Exercise brief: Your task is to copy the listing exactly. Drop any pictures from the copy.

== == ==

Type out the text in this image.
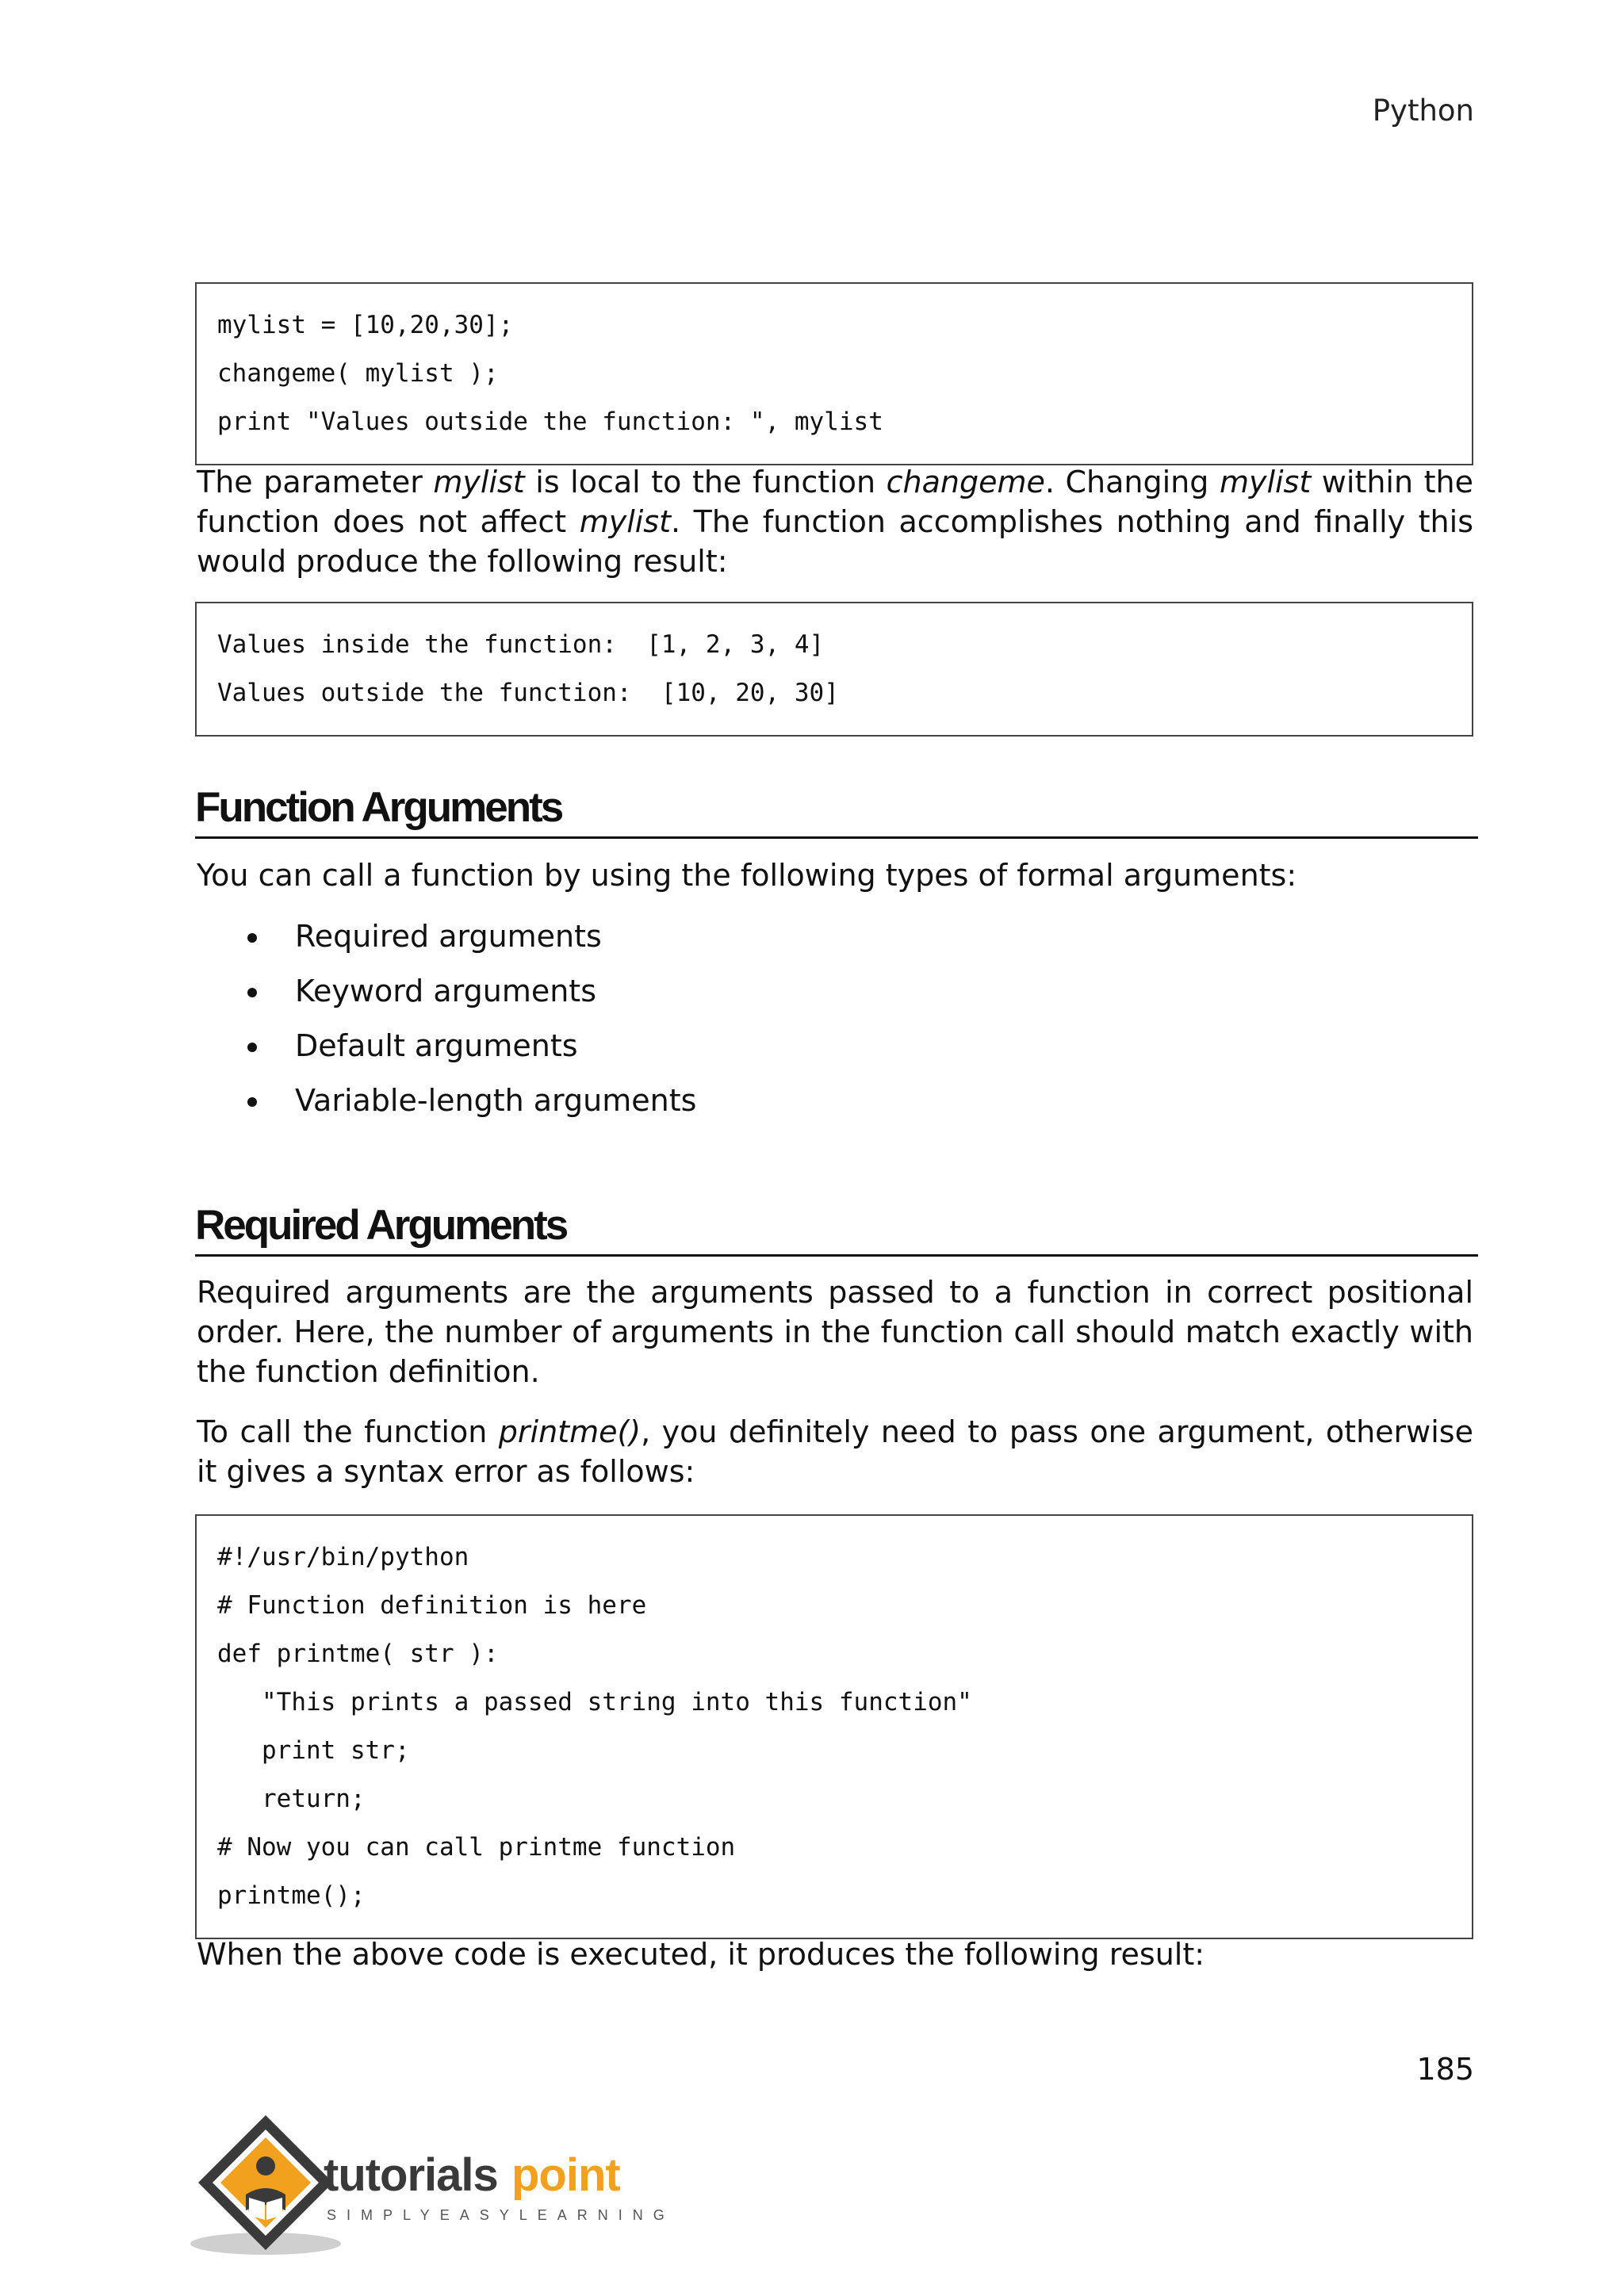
Python
mylist = [10,20,30];
changeme( mylist );
print "Values outside the function: ", mylist
The parameter mylist is local to the function changeme. Changing mylist within the function does not affect mylist. The function accomplishes nothing and finally this would produce the following result:
Values inside the function:  [1, 2, 3, 4]
Values outside the function:  [10, 20, 30]
Function Arguments
You can call a function by using the following types of formal arguments:
Required arguments
Keyword arguments
Default arguments
Variable-length arguments
Required Arguments
Required arguments are the arguments passed to a function in correct positional order. Here, the number of arguments in the function call should match exactly with the function definition.
To call the function printme(), you definitely need to pass one argument, otherwise it gives a syntax error as follows:
#!/usr/bin/python
# Function definition is here
def printme( str ):
"This prints a passed string into this function"
print str;
return;
# Now you can call printme function
printme();
When the above code is executed, it produces the following result:
185
tutorials point
SIMPLYEASYLEARNING
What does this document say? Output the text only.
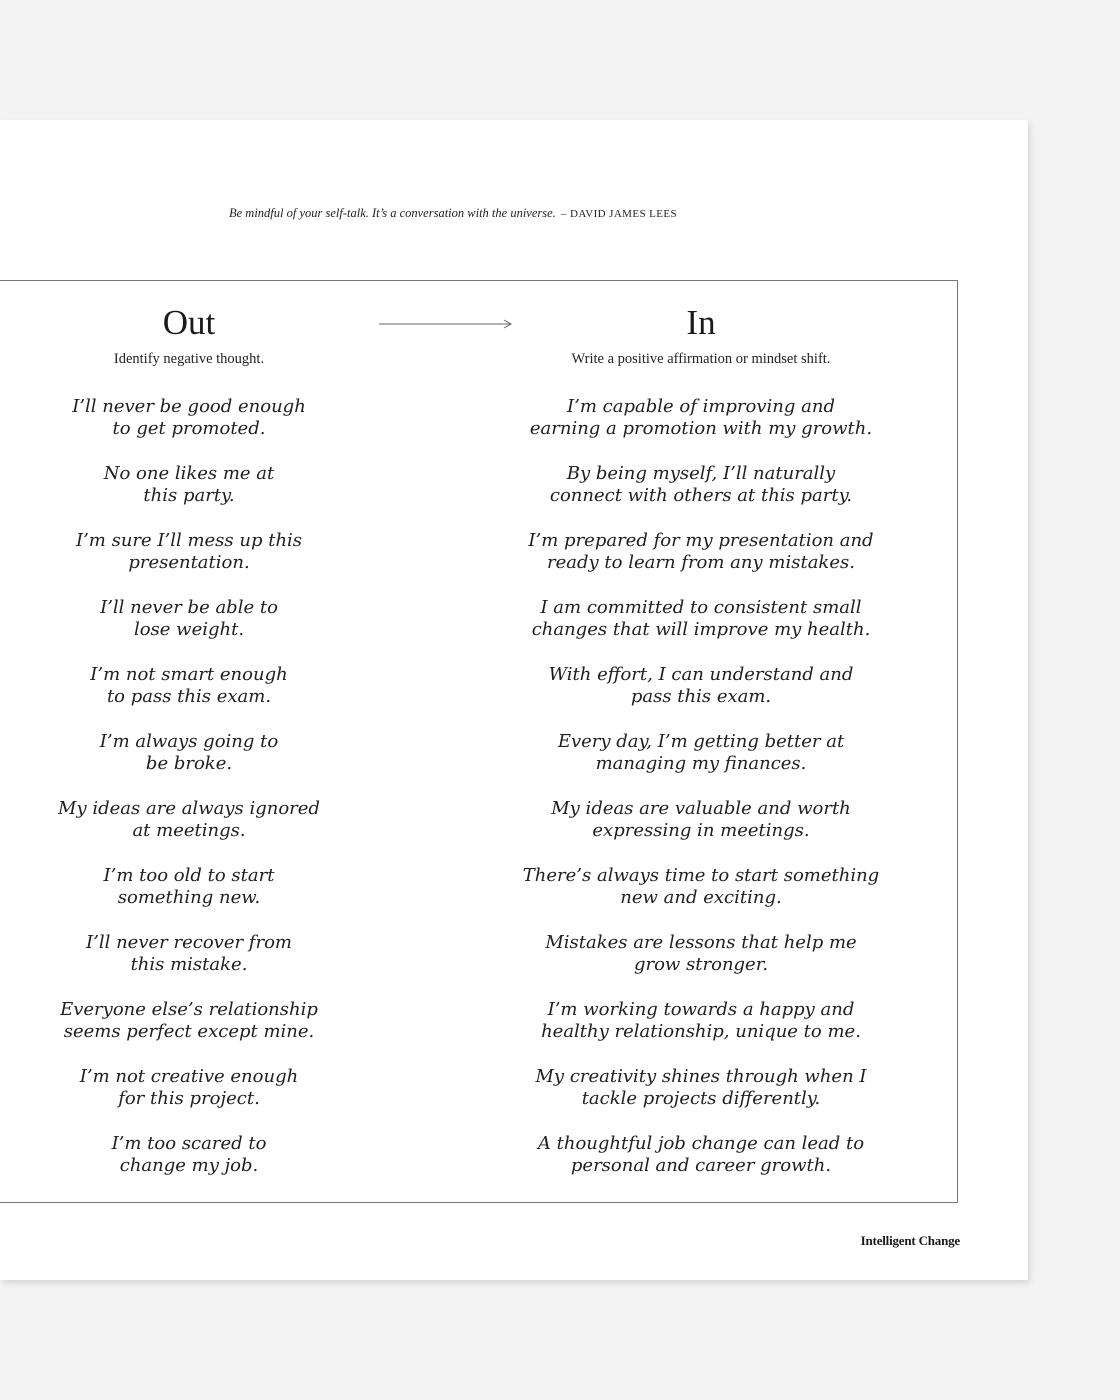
Be mindful of your self-talk. It’s a conversation with the universe. – DAVID JAMES LEES
Out
Identify negative thought.
In
Write a positive affirmation or mindset shift.
I’ll never be good enough
to get promoted.
No one likes me at
this party.
I’m sure I’ll mess up this
presentation.
I’ll never be able to
lose weight.
I’m not smart enough
to pass this exam.
I’m always going to
be broke.
My ideas are always ignored
at meetings.
I’m too old to start
something new.
I’ll never recover from
this mistake.
Everyone else’s relationship
seems perfect except mine.
I’m not creative enough
for this project.
I’m too scared to
change my job.
I’m capable of improving and
earning a promotion with my growth.
By being myself, I’ll naturally
connect with others at this party.
I’m prepared for my presentation and
ready to learn from any mistakes.
I am committed to consistent small
changes that will improve my health.
With effort, I can understand and
pass this exam.
Every day, I’m getting better at
managing my finances.
My ideas are valuable and worth
expressing in meetings.
There’s always time to start something
new and exciting.
Mistakes are lessons that help me
grow stronger.
I’m working towards a happy and
healthy relationship, unique to me.
My creativity shines through when I
tackle projects differently.
A thoughtful job change can lead to
personal and career growth.
Intelligent Change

== == ==

Problem solution:
Type out the text in this image.
Python
mylist = [10,20,30];
changeme( mylist );
print "Values outside the function: ", mylist
The parameter mylist is local to the function changeme. Changing mylist within the function does not affect mylist. The function accomplishes nothing and finally this would produce the following result:
Values inside the function:  [1, 2, 3, 4]
Values outside the function:  [10, 20, 30]
Function Arguments
You can call a function by using the following types of formal arguments:
Required arguments
Keyword arguments
Default arguments
Variable-length arguments
Required Arguments
Required arguments are the arguments passed to a function in correct positional order. Here, the number of arguments in the function call should match exactly with the function definition.
To call the function printme(), you definitely need to pass one argument, otherwise it gives a syntax error as follows:
#!/usr/bin/python
# Function definition is here
def printme( str ):
"This prints a passed string into this function"
print str;
return;
# Now you can call printme function
printme();
When the above code is executed, it produces the following result:
185
tutorials point
SIMPLYEASYLEARNING
What does this document say? Output the text only.
Be mindful of your self-talk. It’s a conversation with the universe. – DAVID JAMES LEES
Out
Identify negative thought.
In
Write a positive affirmation or mindset shift.
I’ll never be good enough
to get promoted.
No one likes me at
this party.
I’m sure I’ll mess up this
presentation.
I’ll never be able to
lose weight.
I’m not smart enough
to pass this exam.
I’m always going to
be broke.
My ideas are always ignored
at meetings.
I’m too old to start
something new.
I’ll never recover from
this mistake.
Everyone else’s relationship
seems perfect except mine.
I’m not creative enough
for this project.
I’m too scared to
change my job.
I’m capable of improving and
earning a promotion with my growth.
By being myself, I’ll naturally
connect with others at this party.
I’m prepared for my presentation and
ready to learn from any mistakes.
I am committed to consistent small
changes that will improve my health.
With effort, I can understand and
pass this exam.
Every day, I’m getting better at
managing my finances.
My ideas are valuable and worth
expressing in meetings.
There’s always time to start something
new and exciting.
Mistakes are lessons that help me
grow stronger.
I’m working towards a happy and
healthy relationship, unique to me.
My creativity shines through when I
tackle projects differently.
A thoughtful job change can lead to
personal and career growth.
Intelligent Change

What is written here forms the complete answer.